> **What to do**
Identify all lines in the listing that include the word "name", and copy them out.

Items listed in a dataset
--

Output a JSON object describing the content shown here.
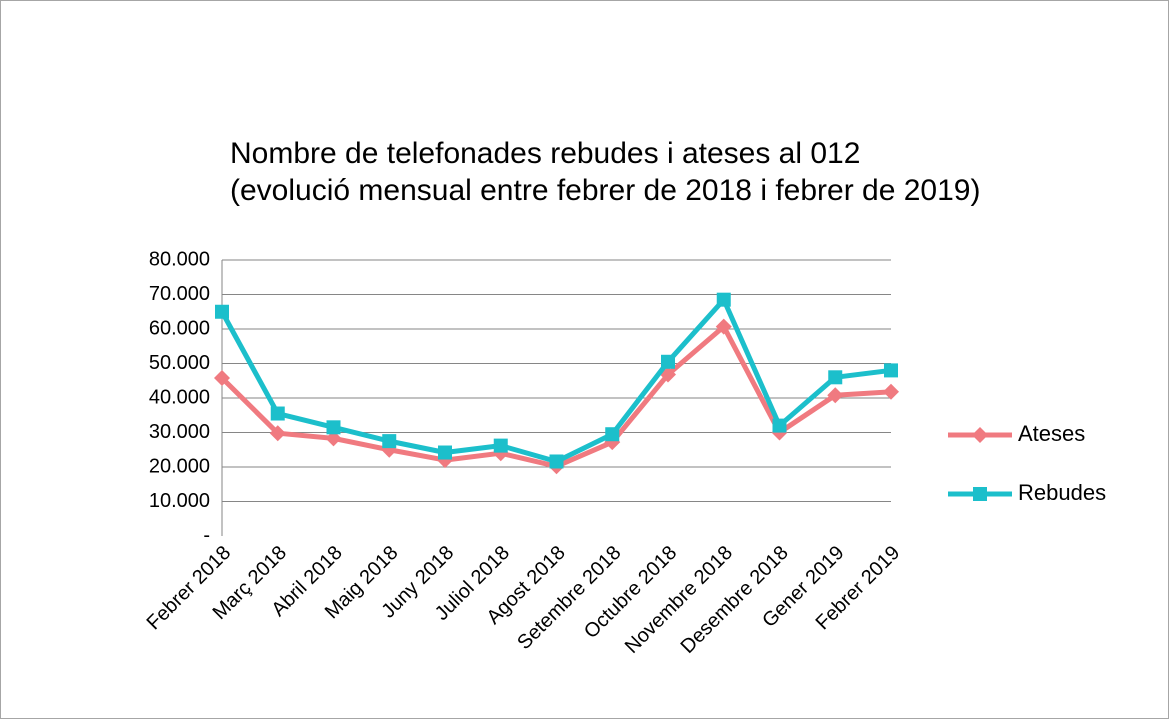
{
  "chart_data": {
    "type": "line",
    "title": [
      "Nombre de telefonades rebudes i ateses al 012",
      "(evolució mensual entre febrer de 2018 i febrer de 2019)"
    ],
    "categories": [
      "Febrer 2018",
      "Març 2018",
      "Abril 2018",
      "Maig 2018",
      "Juny 2018",
      "Juliol 2018",
      "Agost 2018",
      "Setembre 2018",
      "Octubre 2018",
      "Novembre 2018",
      "Desembre 2018",
      "Gener 2019",
      "Febrer 2019"
    ],
    "series": [
      {
        "name": "Ateses",
        "color": "#f07a80",
        "marker": "diamond",
        "values": [
          45800,
          29800,
          28300,
          25000,
          22000,
          24000,
          20200,
          27200,
          46800,
          60700,
          30000,
          40800,
          41800
        ]
      },
      {
        "name": "Rebudes",
        "color": "#1cbfcb",
        "marker": "square",
        "values": [
          65000,
          35500,
          31500,
          27500,
          24200,
          26200,
          21600,
          29500,
          50500,
          68500,
          32000,
          46000,
          48000
        ]
      }
    ],
    "ylim": [
      0,
      80000
    ],
    "yticks": [
      {
        "value": 0,
        "label": "-"
      },
      {
        "value": 10000,
        "label": "10.000"
      },
      {
        "value": 20000,
        "label": "20.000"
      },
      {
        "value": 30000,
        "label": "30.000"
      },
      {
        "value": 40000,
        "label": "40.000"
      },
      {
        "value": 50000,
        "label": "50.000"
      },
      {
        "value": 60000,
        "label": "60.000"
      },
      {
        "value": 70000,
        "label": "70.000"
      },
      {
        "value": 80000,
        "label": "80.000"
      }
    ],
    "grid": true,
    "legend": "right"
  }
}
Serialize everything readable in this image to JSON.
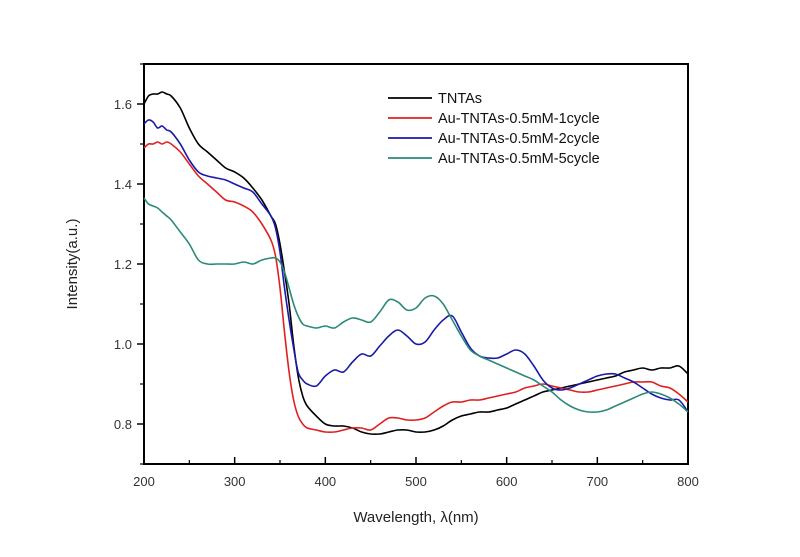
{
  "chart_data": {
    "type": "line",
    "title": "",
    "xlabel": "Wavelength,  λ(nm)",
    "ylabel": "Intensity(a.u.)",
    "xlim": [
      200,
      800
    ],
    "ylim": [
      0.7,
      1.7
    ],
    "xticks": [
      200,
      300,
      400,
      500,
      600,
      700,
      800
    ],
    "xtick_labels": [
      "200",
      "300",
      "400",
      "500",
      "600",
      "700",
      "800"
    ],
    "xminor": [
      250,
      350,
      450,
      550,
      650,
      750
    ],
    "yticks": [
      0.8,
      1.0,
      1.2,
      1.4,
      1.6
    ],
    "ytick_labels": [
      "0.8",
      "1.0",
      "1.2",
      "1.4",
      "1.6"
    ],
    "yminor": [
      0.7,
      0.9,
      1.1,
      1.3,
      1.5,
      1.7
    ],
    "grid": false,
    "legend_position": "top-right",
    "series": [
      {
        "name": "TNTAs",
        "color": "#000000",
        "x": [
          200,
          205,
          210,
          215,
          220,
          225,
          230,
          240,
          250,
          260,
          270,
          280,
          290,
          300,
          310,
          320,
          330,
          340,
          345,
          350,
          355,
          360,
          365,
          370,
          375,
          380,
          390,
          400,
          410,
          420,
          430,
          440,
          450,
          460,
          470,
          480,
          490,
          500,
          510,
          520,
          530,
          540,
          550,
          560,
          570,
          580,
          590,
          600,
          610,
          620,
          630,
          640,
          650,
          660,
          670,
          680,
          690,
          700,
          710,
          720,
          730,
          740,
          750,
          760,
          770,
          780,
          790,
          800
        ],
        "y": [
          1.6,
          1.62,
          1.625,
          1.625,
          1.63,
          1.625,
          1.62,
          1.59,
          1.54,
          1.5,
          1.48,
          1.46,
          1.44,
          1.43,
          1.415,
          1.39,
          1.36,
          1.32,
          1.3,
          1.25,
          1.18,
          1.1,
          1.0,
          0.92,
          0.87,
          0.845,
          0.82,
          0.8,
          0.795,
          0.795,
          0.79,
          0.78,
          0.775,
          0.775,
          0.78,
          0.785,
          0.785,
          0.78,
          0.78,
          0.785,
          0.795,
          0.81,
          0.82,
          0.825,
          0.83,
          0.83,
          0.835,
          0.84,
          0.85,
          0.86,
          0.87,
          0.88,
          0.885,
          0.89,
          0.895,
          0.9,
          0.905,
          0.91,
          0.915,
          0.92,
          0.93,
          0.935,
          0.94,
          0.935,
          0.94,
          0.94,
          0.945,
          0.925
        ]
      },
      {
        "name": "Au-TNTAs-0.5mM-1cycle",
        "color": "#e02020",
        "x": [
          200,
          205,
          210,
          215,
          220,
          225,
          230,
          240,
          250,
          260,
          270,
          280,
          290,
          300,
          310,
          320,
          330,
          340,
          345,
          350,
          355,
          360,
          365,
          370,
          375,
          380,
          390,
          400,
          410,
          420,
          430,
          440,
          450,
          460,
          470,
          480,
          490,
          500,
          510,
          520,
          530,
          540,
          550,
          560,
          570,
          580,
          590,
          600,
          610,
          620,
          630,
          640,
          650,
          660,
          670,
          680,
          690,
          700,
          710,
          720,
          730,
          740,
          750,
          760,
          770,
          780,
          790,
          800
        ],
        "y": [
          1.49,
          1.5,
          1.5,
          1.505,
          1.5,
          1.505,
          1.5,
          1.48,
          1.45,
          1.42,
          1.4,
          1.38,
          1.36,
          1.355,
          1.345,
          1.33,
          1.3,
          1.26,
          1.22,
          1.14,
          1.03,
          0.93,
          0.86,
          0.82,
          0.8,
          0.79,
          0.785,
          0.78,
          0.78,
          0.785,
          0.79,
          0.79,
          0.785,
          0.8,
          0.815,
          0.815,
          0.81,
          0.81,
          0.815,
          0.83,
          0.845,
          0.855,
          0.855,
          0.86,
          0.86,
          0.865,
          0.87,
          0.875,
          0.88,
          0.89,
          0.895,
          0.9,
          0.895,
          0.89,
          0.885,
          0.88,
          0.88,
          0.885,
          0.89,
          0.895,
          0.9,
          0.905,
          0.905,
          0.905,
          0.895,
          0.89,
          0.875,
          0.855
        ]
      },
      {
        "name": "Au-TNTAs-0.5mM-2cycle",
        "color": "#1a1aaa",
        "x": [
          200,
          205,
          210,
          215,
          220,
          225,
          230,
          240,
          250,
          260,
          270,
          280,
          290,
          300,
          310,
          320,
          330,
          340,
          345,
          350,
          355,
          360,
          365,
          370,
          375,
          380,
          390,
          400,
          410,
          420,
          430,
          440,
          450,
          460,
          470,
          480,
          490,
          500,
          510,
          520,
          530,
          540,
          550,
          560,
          570,
          580,
          590,
          600,
          610,
          620,
          630,
          640,
          650,
          660,
          670,
          680,
          690,
          700,
          710,
          720,
          730,
          740,
          750,
          760,
          770,
          780,
          790,
          800
        ],
        "y": [
          1.55,
          1.56,
          1.555,
          1.54,
          1.545,
          1.535,
          1.53,
          1.5,
          1.46,
          1.43,
          1.42,
          1.415,
          1.41,
          1.4,
          1.39,
          1.38,
          1.35,
          1.32,
          1.29,
          1.23,
          1.14,
          1.06,
          0.99,
          0.93,
          0.91,
          0.9,
          0.895,
          0.92,
          0.935,
          0.93,
          0.955,
          0.975,
          0.97,
          0.995,
          1.02,
          1.035,
          1.02,
          1.0,
          1.005,
          1.035,
          1.06,
          1.07,
          1.03,
          0.99,
          0.97,
          0.965,
          0.965,
          0.975,
          0.985,
          0.975,
          0.945,
          0.91,
          0.89,
          0.885,
          0.89,
          0.9,
          0.91,
          0.92,
          0.925,
          0.925,
          0.915,
          0.905,
          0.89,
          0.875,
          0.865,
          0.86,
          0.86,
          0.83
        ]
      },
      {
        "name": "Au-TNTAs-0.5mM-5cycle",
        "color": "#2a8a7a",
        "x": [
          200,
          205,
          210,
          215,
          220,
          225,
          230,
          240,
          250,
          260,
          270,
          280,
          290,
          300,
          310,
          320,
          330,
          340,
          345,
          350,
          355,
          360,
          365,
          370,
          375,
          380,
          390,
          400,
          410,
          420,
          430,
          440,
          450,
          460,
          470,
          480,
          490,
          500,
          510,
          520,
          530,
          540,
          550,
          560,
          570,
          580,
          590,
          600,
          610,
          620,
          630,
          640,
          650,
          660,
          670,
          680,
          690,
          700,
          710,
          720,
          730,
          740,
          750,
          760,
          770,
          780,
          790,
          800
        ],
        "y": [
          1.365,
          1.35,
          1.345,
          1.34,
          1.33,
          1.32,
          1.31,
          1.28,
          1.25,
          1.21,
          1.2,
          1.2,
          1.2,
          1.2,
          1.205,
          1.2,
          1.21,
          1.215,
          1.215,
          1.205,
          1.18,
          1.14,
          1.1,
          1.07,
          1.05,
          1.045,
          1.04,
          1.045,
          1.04,
          1.055,
          1.065,
          1.06,
          1.055,
          1.08,
          1.11,
          1.105,
          1.085,
          1.09,
          1.115,
          1.12,
          1.1,
          1.06,
          1.02,
          0.985,
          0.97,
          0.96,
          0.95,
          0.94,
          0.93,
          0.92,
          0.91,
          0.895,
          0.88,
          0.86,
          0.845,
          0.835,
          0.83,
          0.83,
          0.835,
          0.845,
          0.855,
          0.865,
          0.875,
          0.88,
          0.875,
          0.865,
          0.85,
          0.83
        ]
      }
    ]
  }
}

--

> **The response**
        "name": "Ateses",
        "name": "Rebudes",
        "name": "TNTAs",
        "name": "Au-TNTAs-0.5mM-1cycle",
        "name": "Au-TNTAs-0.5mM-2cycle",
        "name": "Au-TNTAs-0.5mM-5cycle",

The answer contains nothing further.